## Dataset items
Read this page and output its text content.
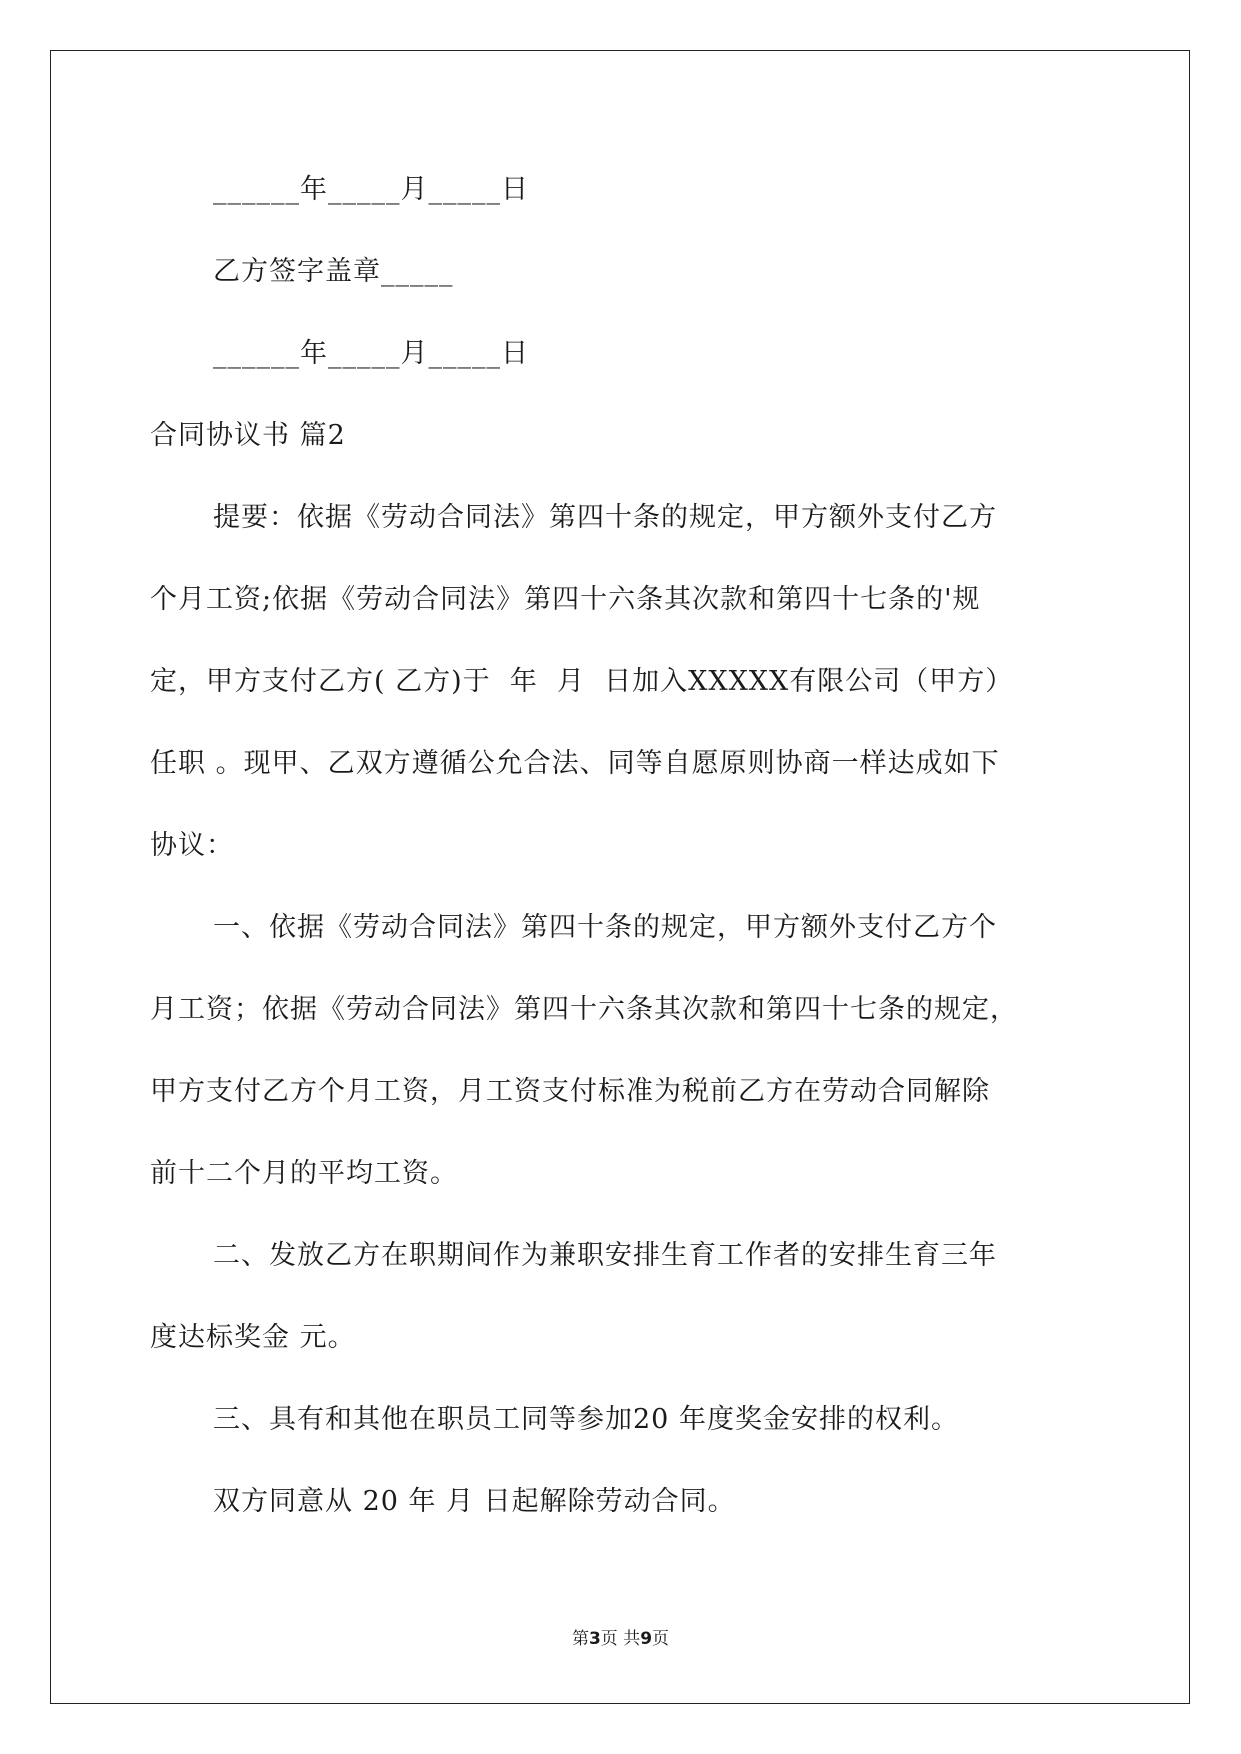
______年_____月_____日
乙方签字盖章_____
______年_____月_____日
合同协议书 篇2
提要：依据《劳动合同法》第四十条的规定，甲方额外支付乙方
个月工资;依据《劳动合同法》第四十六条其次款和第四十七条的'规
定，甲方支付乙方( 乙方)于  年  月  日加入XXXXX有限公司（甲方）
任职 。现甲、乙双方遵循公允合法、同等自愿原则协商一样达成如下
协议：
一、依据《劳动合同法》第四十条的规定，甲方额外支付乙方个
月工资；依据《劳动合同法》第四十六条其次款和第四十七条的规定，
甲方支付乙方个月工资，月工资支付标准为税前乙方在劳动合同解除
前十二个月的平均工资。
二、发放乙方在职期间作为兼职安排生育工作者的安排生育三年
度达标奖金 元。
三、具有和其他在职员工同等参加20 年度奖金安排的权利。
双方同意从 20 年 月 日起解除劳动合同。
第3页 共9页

## Goal
Which lines of the data above contain "劳动合同法"? Copy each one.

## Result of the exercise
提要：依据《劳动合同法》第四十条的规定，甲方额外支付乙方
个月工资;依据《劳动合同法》第四十六条其次款和第四十七条的'规
一、依据《劳动合同法》第四十条的规定，甲方额外支付乙方个
月工资；依据《劳动合同法》第四十六条其次款和第四十七条的规定，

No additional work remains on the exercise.